Copy every line of the material below word for word.

-- START OF MATERIAL FOR THE TASK --

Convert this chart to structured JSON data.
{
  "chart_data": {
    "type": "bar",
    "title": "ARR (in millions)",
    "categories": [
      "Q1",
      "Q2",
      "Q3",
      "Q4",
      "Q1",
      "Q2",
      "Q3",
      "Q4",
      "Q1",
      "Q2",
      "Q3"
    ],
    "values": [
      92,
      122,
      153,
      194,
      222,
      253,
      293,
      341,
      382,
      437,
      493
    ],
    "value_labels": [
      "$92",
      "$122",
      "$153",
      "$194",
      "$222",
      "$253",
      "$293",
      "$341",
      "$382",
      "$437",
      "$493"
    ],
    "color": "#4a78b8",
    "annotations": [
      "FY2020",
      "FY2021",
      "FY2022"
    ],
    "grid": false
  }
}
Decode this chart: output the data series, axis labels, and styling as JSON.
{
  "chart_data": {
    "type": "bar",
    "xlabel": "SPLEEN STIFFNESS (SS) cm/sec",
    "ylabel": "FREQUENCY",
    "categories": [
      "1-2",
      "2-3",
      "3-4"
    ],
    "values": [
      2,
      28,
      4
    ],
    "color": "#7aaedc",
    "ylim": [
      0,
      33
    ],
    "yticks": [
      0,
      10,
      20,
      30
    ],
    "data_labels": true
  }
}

-- END OF MATERIAL FOR THE TASK --

## RESPONSE
Convert this chart to structured JSON data.
{
  "chart_data": {
    "type": "bar",
    "title": "ARR (in millions)",
    "categories": [
      "Q1",
      "Q2",
      "Q3",
      "Q4",
      "Q1",
      "Q2",
      "Q3",
      "Q4",
      "Q1",
      "Q2",
      "Q3"
    ],
    "values": [
      92,
      122,
      153,
      194,
      222,
      253,
      293,
      341,
      382,
      437,
      493
    ],
    "value_labels": [
      "$92",
      "$122",
      "$153",
      "$194",
      "$222",
      "$253",
      "$293",
      "$341",
      "$382",
      "$437",
      "$493"
    ],
    "color": "#4a78b8",
    "annotations": [
      "FY2020",
      "FY2021",
      "FY2022"
    ],
    "grid": false
  }
}
Decode this chart: output the data series, axis labels, and styling as JSON.
{
  "chart_data": {
    "type": "bar",
    "xlabel": "SPLEEN STIFFNESS (SS) cm/sec",
    "ylabel": "FREQUENCY",
    "categories": [
      "1-2",
      "2-3",
      "3-4"
    ],
    "values": [
      2,
      28,
      4
    ],
    "color": "#7aaedc",
    "ylim": [
      0,
      33
    ],
    "yticks": [
      0,
      10,
      20,
      30
    ],
    "data_labels": true
  }
}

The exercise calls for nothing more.